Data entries
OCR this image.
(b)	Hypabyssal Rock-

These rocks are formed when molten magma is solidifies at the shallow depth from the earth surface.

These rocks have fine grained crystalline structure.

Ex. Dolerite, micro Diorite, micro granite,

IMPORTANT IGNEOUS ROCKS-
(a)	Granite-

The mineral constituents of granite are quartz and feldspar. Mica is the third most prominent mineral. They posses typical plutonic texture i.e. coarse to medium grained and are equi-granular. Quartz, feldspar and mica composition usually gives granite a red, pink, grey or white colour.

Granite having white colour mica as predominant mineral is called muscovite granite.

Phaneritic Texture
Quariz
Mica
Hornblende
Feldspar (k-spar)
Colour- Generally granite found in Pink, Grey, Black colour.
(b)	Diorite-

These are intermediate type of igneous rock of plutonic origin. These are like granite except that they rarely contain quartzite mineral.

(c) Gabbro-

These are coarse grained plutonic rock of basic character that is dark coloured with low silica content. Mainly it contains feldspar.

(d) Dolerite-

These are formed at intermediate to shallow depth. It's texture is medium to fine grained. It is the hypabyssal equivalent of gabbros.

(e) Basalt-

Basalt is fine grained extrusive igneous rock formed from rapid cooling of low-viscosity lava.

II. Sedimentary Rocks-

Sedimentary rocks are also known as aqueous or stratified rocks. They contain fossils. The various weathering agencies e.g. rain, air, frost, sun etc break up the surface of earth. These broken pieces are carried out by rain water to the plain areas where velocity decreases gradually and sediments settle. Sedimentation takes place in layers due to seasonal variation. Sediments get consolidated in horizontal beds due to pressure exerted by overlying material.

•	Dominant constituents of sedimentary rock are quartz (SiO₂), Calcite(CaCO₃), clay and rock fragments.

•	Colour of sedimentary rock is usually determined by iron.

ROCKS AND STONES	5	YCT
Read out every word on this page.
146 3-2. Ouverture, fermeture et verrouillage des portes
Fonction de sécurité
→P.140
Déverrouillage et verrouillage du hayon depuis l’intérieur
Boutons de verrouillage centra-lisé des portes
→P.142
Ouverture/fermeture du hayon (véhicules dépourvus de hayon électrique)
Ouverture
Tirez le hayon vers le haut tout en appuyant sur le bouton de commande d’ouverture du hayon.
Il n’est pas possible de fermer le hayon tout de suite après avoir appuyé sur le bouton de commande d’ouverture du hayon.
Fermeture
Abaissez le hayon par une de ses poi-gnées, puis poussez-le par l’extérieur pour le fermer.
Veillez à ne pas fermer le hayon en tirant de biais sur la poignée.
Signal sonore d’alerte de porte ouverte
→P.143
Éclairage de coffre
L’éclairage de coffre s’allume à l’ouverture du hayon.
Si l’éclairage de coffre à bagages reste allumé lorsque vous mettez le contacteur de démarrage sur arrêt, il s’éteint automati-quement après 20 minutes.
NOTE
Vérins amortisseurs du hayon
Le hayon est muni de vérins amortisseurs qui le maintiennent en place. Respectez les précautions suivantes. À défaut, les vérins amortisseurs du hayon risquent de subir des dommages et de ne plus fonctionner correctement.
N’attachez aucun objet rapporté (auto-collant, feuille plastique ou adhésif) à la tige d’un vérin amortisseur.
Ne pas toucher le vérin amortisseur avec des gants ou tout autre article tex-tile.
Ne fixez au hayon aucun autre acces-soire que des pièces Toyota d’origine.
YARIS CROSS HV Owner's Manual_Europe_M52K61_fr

**DIRECTIONS**
Copy every line above that holds the word "coffre".

**EXERCISE SOLUTION**
Éclairage de coffre
L’éclairage de coffre s’allume à l’ouverture du hayon.
Si l’éclairage de coffre à bagages reste allumé lorsque vous mettez le contacteur de démarrage sur arrêt, il s’éteint automati-quement après 20 minutes.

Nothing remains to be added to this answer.